» THE EXERCISE:
Quote the data below in full, please, without altering anything.

________

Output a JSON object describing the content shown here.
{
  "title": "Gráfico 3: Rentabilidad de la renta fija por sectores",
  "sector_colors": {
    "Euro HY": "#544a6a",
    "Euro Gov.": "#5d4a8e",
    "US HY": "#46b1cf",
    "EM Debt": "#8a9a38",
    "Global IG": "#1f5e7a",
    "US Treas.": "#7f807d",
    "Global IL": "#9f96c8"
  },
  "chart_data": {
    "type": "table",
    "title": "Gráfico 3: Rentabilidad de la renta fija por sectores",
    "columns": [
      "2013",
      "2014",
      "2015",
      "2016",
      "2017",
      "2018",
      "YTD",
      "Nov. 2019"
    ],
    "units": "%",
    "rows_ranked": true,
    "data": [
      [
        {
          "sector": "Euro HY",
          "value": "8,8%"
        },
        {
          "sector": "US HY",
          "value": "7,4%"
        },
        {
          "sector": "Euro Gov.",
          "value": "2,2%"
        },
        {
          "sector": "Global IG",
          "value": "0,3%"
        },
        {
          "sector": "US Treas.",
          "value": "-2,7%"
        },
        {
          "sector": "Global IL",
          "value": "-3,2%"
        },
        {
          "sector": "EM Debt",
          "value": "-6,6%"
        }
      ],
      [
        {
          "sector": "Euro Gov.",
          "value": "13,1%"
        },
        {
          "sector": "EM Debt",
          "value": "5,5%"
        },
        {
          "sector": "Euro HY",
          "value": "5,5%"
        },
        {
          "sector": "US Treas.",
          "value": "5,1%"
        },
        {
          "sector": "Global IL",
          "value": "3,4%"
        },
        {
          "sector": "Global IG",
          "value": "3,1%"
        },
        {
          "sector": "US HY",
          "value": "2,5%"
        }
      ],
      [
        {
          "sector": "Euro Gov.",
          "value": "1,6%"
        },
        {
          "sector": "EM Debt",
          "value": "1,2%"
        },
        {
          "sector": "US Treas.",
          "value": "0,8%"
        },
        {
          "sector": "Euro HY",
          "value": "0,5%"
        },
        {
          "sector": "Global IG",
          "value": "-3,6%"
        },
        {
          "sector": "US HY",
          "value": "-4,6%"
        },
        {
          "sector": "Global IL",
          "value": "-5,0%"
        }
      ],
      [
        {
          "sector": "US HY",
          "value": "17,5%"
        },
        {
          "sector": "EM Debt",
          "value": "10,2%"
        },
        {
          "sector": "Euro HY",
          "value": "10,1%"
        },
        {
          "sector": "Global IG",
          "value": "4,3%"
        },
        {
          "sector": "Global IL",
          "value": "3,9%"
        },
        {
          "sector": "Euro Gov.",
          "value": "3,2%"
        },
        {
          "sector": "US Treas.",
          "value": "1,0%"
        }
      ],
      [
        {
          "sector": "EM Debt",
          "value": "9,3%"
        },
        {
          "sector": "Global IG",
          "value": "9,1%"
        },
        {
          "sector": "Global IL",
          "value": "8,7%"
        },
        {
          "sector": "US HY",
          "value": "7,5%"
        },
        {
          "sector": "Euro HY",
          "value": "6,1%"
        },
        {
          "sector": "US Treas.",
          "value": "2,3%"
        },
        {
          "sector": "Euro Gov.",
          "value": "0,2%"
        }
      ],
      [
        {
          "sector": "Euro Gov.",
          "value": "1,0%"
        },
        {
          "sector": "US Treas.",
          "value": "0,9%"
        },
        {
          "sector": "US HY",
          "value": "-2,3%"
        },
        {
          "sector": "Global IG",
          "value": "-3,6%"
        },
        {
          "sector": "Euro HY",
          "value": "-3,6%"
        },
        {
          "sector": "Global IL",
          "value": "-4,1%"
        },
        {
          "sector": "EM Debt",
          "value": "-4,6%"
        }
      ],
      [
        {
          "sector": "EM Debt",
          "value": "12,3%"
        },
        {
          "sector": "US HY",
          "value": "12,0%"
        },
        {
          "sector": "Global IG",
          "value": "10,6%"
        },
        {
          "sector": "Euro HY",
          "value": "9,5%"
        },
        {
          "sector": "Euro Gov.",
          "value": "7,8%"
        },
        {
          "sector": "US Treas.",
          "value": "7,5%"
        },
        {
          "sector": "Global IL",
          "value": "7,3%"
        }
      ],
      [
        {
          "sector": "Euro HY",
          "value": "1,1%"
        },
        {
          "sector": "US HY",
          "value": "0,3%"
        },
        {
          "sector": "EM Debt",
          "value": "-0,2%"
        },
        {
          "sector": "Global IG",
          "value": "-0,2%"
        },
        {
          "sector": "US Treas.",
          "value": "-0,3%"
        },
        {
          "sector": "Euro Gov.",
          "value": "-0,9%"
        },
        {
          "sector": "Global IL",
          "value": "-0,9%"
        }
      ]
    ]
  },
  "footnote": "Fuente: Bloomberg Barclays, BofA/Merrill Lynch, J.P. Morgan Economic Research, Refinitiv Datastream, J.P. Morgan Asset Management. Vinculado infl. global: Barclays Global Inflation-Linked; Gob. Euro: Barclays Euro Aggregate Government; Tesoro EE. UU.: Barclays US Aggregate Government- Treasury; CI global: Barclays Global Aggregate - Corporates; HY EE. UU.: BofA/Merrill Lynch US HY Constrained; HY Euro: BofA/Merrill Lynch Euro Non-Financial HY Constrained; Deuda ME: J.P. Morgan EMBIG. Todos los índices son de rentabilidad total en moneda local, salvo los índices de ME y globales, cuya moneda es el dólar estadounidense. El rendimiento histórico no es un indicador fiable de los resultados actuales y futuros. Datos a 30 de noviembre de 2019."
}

________

» OUTPUT OF THE TASK:
Output a JSON object describing the content shown here.
{
  "title": "Gráfico 3: Rentabilidad de la renta fija por sectores",
  "sector_colors": {
    "Euro HY": "#544a6a",
    "Euro Gov.": "#5d4a8e",
    "US HY": "#46b1cf",
    "EM Debt": "#8a9a38",
    "Global IG": "#1f5e7a",
    "US Treas.": "#7f807d",
    "Global IL": "#9f96c8"
  },
  "chart_data": {
    "type": "table",
    "title": "Gráfico 3: Rentabilidad de la renta fija por sectores",
    "columns": [
      "2013",
      "2014",
      "2015",
      "2016",
      "2017",
      "2018",
      "YTD",
      "Nov. 2019"
    ],
    "units": "%",
    "rows_ranked": true,
    "data": [
      [
        {
          "sector": "Euro HY",
          "value": "8,8%"
        },
        {
          "sector": "US HY",
          "value": "7,4%"
        },
        {
          "sector": "Euro Gov.",
          "value": "2,2%"
        },
        {
          "sector": "Global IG",
          "value": "0,3%"
        },
        {
          "sector": "US Treas.",
          "value": "-2,7%"
        },
        {
          "sector": "Global IL",
          "value": "-3,2%"
        },
        {
          "sector": "EM Debt",
          "value": "-6,6%"
        }
      ],
      [
        {
          "sector": "Euro Gov.",
          "value": "13,1%"
        },
        {
          "sector": "EM Debt",
          "value": "5,5%"
        },
        {
          "sector": "Euro HY",
          "value": "5,5%"
        },
        {
          "sector": "US Treas.",
          "value": "5,1%"
        },
        {
          "sector": "Global IL",
          "value": "3,4%"
        },
        {
          "sector": "Global IG",
          "value": "3,1%"
        },
        {
          "sector": "US HY",
          "value": "2,5%"
        }
      ],
      [
        {
          "sector": "Euro Gov.",
          "value": "1,6%"
        },
        {
          "sector": "EM Debt",
          "value": "1,2%"
        },
        {
          "sector": "US Treas.",
          "value": "0,8%"
        },
        {
          "sector": "Euro HY",
          "value": "0,5%"
        },
        {
          "sector": "Global IG",
          "value": "-3,6%"
        },
        {
          "sector": "US HY",
          "value": "-4,6%"
        },
        {
          "sector": "Global IL",
          "value": "-5,0%"
        }
      ],
      [
        {
          "sector": "US HY",
          "value": "17,5%"
        },
        {
          "sector": "EM Debt",
          "value": "10,2%"
        },
        {
          "sector": "Euro HY",
          "value": "10,1%"
        },
        {
          "sector": "Global IG",
          "value": "4,3%"
        },
        {
          "sector": "Global IL",
          "value": "3,9%"
        },
        {
          "sector": "Euro Gov.",
          "value": "3,2%"
        },
        {
          "sector": "US Treas.",
          "value": "1,0%"
        }
      ],
      [
        {
          "sector": "EM Debt",
          "value": "9,3%"
        },
        {
          "sector": "Global IG",
          "value": "9,1%"
        },
        {
          "sector": "Global IL",
          "value": "8,7%"
        },
        {
          "sector": "US HY",
          "value": "7,5%"
        },
        {
          "sector": "Euro HY",
          "value": "6,1%"
        },
        {
          "sector": "US Treas.",
          "value": "2,3%"
        },
        {
          "sector": "Euro Gov.",
          "value": "0,2%"
        }
      ],
      [
        {
          "sector": "Euro Gov.",
          "value": "1,0%"
        },
        {
          "sector": "US Treas.",
          "value": "0,9%"
        },
        {
          "sector": "US HY",
          "value": "-2,3%"
        },
        {
          "sector": "Global IG",
          "value": "-3,6%"
        },
        {
          "sector": "Euro HY",
          "value": "-3,6%"
        },
        {
          "sector": "Global IL",
          "value": "-4,1%"
        },
        {
          "sector": "EM Debt",
          "value": "-4,6%"
        }
      ],
      [
        {
          "sector": "EM Debt",
          "value": "12,3%"
        },
        {
          "sector": "US HY",
          "value": "12,0%"
        },
        {
          "sector": "Global IG",
          "value": "10,6%"
        },
        {
          "sector": "Euro HY",
          "value": "9,5%"
        },
        {
          "sector": "Euro Gov.",
          "value": "7,8%"
        },
        {
          "sector": "US Treas.",
          "value": "7,5%"
        },
        {
          "sector": "Global IL",
          "value": "7,3%"
        }
      ],
      [
        {
          "sector": "Euro HY",
          "value": "1,1%"
        },
        {
          "sector": "US HY",
          "value": "0,3%"
        },
        {
          "sector": "EM Debt",
          "value": "-0,2%"
        },
        {
          "sector": "Global IG",
          "value": "-0,2%"
        },
        {
          "sector": "US Treas.",
          "value": "-0,3%"
        },
        {
          "sector": "Euro Gov.",
          "value": "-0,9%"
        },
        {
          "sector": "Global IL",
          "value": "-0,9%"
        }
      ]
    ]
  },
  "footnote": "Fuente: Bloomberg Barclays, BofA/Merrill Lynch, J.P. Morgan Economic Research, Refinitiv Datastream, J.P. Morgan Asset Management. Vinculado infl. global: Barclays Global Inflation-Linked; Gob. Euro: Barclays Euro Aggregate Government; Tesoro EE. UU.: Barclays US Aggregate Government- Treasury; CI global: Barclays Global Aggregate - Corporates; HY EE. UU.: BofA/Merrill Lynch US HY Constrained; HY Euro: BofA/Merrill Lynch Euro Non-Financial HY Constrained; Deuda ME: J.P. Morgan EMBIG. Todos los índices son de rentabilidad total en moneda local, salvo los índices de ME y globales, cuya moneda es el dólar estadounidense. El rendimiento histórico no es un indicador fiable de los resultados actuales y futuros. Datos a 30 de noviembre de 2019."
}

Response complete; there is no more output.